__Stated goal__:
Each line below is to be written out in full, exactly as shown.

# Start of Records for the task

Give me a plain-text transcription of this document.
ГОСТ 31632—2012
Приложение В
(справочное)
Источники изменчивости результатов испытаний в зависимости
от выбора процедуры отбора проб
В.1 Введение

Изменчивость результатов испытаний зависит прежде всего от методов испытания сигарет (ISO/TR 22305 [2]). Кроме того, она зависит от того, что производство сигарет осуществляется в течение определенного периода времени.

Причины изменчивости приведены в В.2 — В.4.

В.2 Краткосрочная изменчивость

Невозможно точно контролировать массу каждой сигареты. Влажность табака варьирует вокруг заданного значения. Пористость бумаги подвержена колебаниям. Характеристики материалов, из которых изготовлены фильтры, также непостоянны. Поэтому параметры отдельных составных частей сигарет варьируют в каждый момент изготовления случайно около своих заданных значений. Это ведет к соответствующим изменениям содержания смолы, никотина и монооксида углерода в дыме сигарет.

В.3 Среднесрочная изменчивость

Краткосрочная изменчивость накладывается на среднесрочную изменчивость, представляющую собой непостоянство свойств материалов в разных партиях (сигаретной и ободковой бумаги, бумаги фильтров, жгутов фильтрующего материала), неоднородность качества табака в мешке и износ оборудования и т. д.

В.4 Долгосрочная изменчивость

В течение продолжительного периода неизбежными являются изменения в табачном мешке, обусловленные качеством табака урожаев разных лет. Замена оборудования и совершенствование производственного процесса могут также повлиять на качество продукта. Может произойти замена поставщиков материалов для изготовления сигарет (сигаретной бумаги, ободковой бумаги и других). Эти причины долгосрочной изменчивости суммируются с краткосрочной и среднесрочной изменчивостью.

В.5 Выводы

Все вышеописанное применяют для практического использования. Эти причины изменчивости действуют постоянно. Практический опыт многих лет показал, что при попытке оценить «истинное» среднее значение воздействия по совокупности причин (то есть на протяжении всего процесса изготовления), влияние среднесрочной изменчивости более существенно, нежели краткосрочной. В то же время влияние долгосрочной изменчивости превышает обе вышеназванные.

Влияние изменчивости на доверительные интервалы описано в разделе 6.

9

# End of Records for the task

__Task solution__:
Give me a plain-text transcription of this document.
ГОСТ 31632—2012
Приложение В
(справочное)
Источники изменчивости результатов испытаний в зависимости
от выбора процедуры отбора проб
В.1 Введение

Изменчивость результатов испытаний зависит прежде всего от методов испытания сигарет (ISO/TR 22305 [2]). Кроме того, она зависит от того, что производство сигарет осуществляется в течение определенного периода времени.

Причины изменчивости приведены в В.2 — В.4.

В.2 Краткосрочная изменчивость

Невозможно точно контролировать массу каждой сигареты. Влажность табака варьирует вокруг заданного значения. Пористость бумаги подвержена колебаниям. Характеристики материалов, из которых изготовлены фильтры, также непостоянны. Поэтому параметры отдельных составных частей сигарет варьируют в каждый момент изготовления случайно около своих заданных значений. Это ведет к соответствующим изменениям содержания смолы, никотина и монооксида углерода в дыме сигарет.

В.3 Среднесрочная изменчивость

Краткосрочная изменчивость накладывается на среднесрочную изменчивость, представляющую собой непостоянство свойств материалов в разных партиях (сигаретной и ободковой бумаги, бумаги фильтров, жгутов фильтрующего материала), неоднородность качества табака в мешке и износ оборудования и т. д.

В.4 Долгосрочная изменчивость

В течение продолжительного периода неизбежными являются изменения в табачном мешке, обусловленные качеством табака урожаев разных лет. Замена оборудования и совершенствование производственного процесса могут также повлиять на качество продукта. Может произойти замена поставщиков материалов для изготовления сигарет (сигаретной бумаги, ободковой бумаги и других). Эти причины долгосрочной изменчивости суммируются с краткосрочной и среднесрочной изменчивостью.

В.5 Выводы

Все вышеописанное применяют для практического использования. Эти причины изменчивости действуют постоянно. Практический опыт многих лет показал, что при попытке оценить «истинное» среднее значение воздействия по совокупности причин (то есть на протяжении всего процесса изготовления), влияние среднесрочной изменчивости более существенно, нежели краткосрочной. В то же время влияние долгосрочной изменчивости превышает обе вышеназванные.

Влияние изменчивости на доверительные интервалы описано в разделе 6.

9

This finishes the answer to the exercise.